(Stored data)
--------------------------------

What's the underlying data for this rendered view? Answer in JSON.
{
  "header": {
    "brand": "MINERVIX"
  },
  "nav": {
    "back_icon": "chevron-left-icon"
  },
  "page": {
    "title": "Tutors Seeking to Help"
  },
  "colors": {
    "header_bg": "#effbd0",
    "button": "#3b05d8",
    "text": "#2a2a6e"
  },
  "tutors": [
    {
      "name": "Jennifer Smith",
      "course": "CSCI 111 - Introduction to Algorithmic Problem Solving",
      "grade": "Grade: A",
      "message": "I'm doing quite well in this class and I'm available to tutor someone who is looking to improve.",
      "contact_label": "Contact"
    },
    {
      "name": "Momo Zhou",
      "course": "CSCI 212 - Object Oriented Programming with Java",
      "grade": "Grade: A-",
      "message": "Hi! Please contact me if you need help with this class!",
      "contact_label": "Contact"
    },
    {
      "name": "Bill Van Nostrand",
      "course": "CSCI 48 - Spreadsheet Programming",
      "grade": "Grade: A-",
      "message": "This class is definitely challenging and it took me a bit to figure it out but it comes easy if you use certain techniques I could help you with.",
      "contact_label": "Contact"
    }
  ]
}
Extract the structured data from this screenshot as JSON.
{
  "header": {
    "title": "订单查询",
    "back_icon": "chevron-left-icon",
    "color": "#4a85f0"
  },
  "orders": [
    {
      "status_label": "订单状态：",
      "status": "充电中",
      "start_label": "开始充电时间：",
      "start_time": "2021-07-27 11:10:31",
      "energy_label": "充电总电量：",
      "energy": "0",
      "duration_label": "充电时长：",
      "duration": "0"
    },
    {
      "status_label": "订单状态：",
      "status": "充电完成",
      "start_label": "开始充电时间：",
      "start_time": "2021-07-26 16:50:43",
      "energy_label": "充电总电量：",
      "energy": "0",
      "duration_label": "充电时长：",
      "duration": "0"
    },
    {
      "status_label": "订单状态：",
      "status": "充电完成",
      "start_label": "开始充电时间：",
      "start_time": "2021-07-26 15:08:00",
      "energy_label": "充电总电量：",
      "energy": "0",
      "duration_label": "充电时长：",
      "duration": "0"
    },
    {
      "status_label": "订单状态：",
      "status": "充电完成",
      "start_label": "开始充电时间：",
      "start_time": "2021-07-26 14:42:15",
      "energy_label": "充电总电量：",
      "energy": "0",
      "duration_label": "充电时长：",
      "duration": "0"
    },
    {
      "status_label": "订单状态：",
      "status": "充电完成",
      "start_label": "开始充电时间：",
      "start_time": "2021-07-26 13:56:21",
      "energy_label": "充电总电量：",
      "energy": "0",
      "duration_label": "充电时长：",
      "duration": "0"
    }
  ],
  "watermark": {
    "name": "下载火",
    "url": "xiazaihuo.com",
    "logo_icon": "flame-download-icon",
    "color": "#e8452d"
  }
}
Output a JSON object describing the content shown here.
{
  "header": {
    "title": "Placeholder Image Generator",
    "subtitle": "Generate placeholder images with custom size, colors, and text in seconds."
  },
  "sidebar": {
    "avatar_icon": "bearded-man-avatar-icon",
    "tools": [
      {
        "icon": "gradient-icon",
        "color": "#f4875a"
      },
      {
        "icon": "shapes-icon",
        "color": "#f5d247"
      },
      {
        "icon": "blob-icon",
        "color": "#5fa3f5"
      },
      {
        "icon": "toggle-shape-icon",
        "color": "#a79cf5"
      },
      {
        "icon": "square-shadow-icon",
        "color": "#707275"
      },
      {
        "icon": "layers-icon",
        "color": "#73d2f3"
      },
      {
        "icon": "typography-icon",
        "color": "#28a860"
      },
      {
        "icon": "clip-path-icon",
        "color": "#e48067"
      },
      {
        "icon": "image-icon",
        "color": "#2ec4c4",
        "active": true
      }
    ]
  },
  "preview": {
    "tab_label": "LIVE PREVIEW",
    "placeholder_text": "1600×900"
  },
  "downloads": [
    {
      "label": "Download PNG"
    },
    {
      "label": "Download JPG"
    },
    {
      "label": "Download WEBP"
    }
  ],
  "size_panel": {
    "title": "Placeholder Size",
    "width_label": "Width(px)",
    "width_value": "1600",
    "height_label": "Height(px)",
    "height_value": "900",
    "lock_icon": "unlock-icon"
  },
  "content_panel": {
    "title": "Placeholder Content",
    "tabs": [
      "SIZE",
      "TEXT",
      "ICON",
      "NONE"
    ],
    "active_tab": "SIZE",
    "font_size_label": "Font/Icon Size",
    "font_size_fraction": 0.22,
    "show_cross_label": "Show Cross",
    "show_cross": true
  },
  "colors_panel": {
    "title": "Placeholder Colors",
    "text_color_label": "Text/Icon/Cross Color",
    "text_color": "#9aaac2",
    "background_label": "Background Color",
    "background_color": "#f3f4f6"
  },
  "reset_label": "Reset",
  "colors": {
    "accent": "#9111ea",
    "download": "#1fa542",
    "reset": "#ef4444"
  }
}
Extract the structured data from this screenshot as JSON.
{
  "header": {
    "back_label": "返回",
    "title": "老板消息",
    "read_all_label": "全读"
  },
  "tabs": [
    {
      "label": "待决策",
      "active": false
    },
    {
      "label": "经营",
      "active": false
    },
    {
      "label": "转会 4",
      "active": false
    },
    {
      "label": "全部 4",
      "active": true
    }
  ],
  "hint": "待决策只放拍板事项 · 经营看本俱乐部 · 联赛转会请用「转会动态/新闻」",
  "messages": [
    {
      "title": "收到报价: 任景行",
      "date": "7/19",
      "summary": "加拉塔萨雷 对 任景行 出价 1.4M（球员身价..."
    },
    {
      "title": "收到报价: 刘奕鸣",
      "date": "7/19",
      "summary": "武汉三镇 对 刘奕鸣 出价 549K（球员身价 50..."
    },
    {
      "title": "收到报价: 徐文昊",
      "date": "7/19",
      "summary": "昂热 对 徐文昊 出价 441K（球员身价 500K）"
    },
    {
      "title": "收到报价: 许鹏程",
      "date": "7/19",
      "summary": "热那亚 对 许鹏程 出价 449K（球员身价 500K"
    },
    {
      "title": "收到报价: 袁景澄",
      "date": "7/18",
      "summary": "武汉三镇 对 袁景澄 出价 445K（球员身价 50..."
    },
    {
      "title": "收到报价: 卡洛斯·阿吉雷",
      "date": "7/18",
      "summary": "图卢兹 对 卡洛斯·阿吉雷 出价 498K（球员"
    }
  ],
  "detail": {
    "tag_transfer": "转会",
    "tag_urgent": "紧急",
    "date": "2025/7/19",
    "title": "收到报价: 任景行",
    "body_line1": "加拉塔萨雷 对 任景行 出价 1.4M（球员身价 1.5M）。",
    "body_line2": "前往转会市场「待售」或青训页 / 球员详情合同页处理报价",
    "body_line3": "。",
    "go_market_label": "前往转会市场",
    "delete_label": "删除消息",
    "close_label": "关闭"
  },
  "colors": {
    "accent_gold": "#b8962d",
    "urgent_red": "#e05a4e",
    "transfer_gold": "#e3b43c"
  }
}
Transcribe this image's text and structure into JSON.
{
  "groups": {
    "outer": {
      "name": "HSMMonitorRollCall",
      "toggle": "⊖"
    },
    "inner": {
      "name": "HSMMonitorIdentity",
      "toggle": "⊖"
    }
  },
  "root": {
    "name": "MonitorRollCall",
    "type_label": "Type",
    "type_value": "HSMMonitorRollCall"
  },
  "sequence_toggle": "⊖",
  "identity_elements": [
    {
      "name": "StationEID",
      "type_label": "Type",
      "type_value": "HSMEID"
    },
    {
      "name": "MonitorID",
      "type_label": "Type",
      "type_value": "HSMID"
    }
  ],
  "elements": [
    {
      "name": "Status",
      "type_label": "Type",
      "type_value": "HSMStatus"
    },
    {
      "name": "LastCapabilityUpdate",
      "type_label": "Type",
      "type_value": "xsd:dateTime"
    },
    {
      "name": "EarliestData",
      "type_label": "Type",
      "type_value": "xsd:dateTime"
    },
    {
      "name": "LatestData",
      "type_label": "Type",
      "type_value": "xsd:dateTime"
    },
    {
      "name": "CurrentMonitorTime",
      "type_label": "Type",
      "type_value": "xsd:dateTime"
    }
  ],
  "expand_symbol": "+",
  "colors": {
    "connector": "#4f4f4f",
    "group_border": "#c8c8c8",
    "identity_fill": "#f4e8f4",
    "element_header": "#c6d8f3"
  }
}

--------------------------------

■ YOUR TASK: Copy out every line from the material above in which the word "course" appears.

■ ANSWER:
      "course": "CSCI 111 - Introduction to Algorithmic Problem Solving",
      "course": "CSCI 212 - Object Oriented Programming with Java",
      "course": "CSCI 48 - Spreadsheet Programming",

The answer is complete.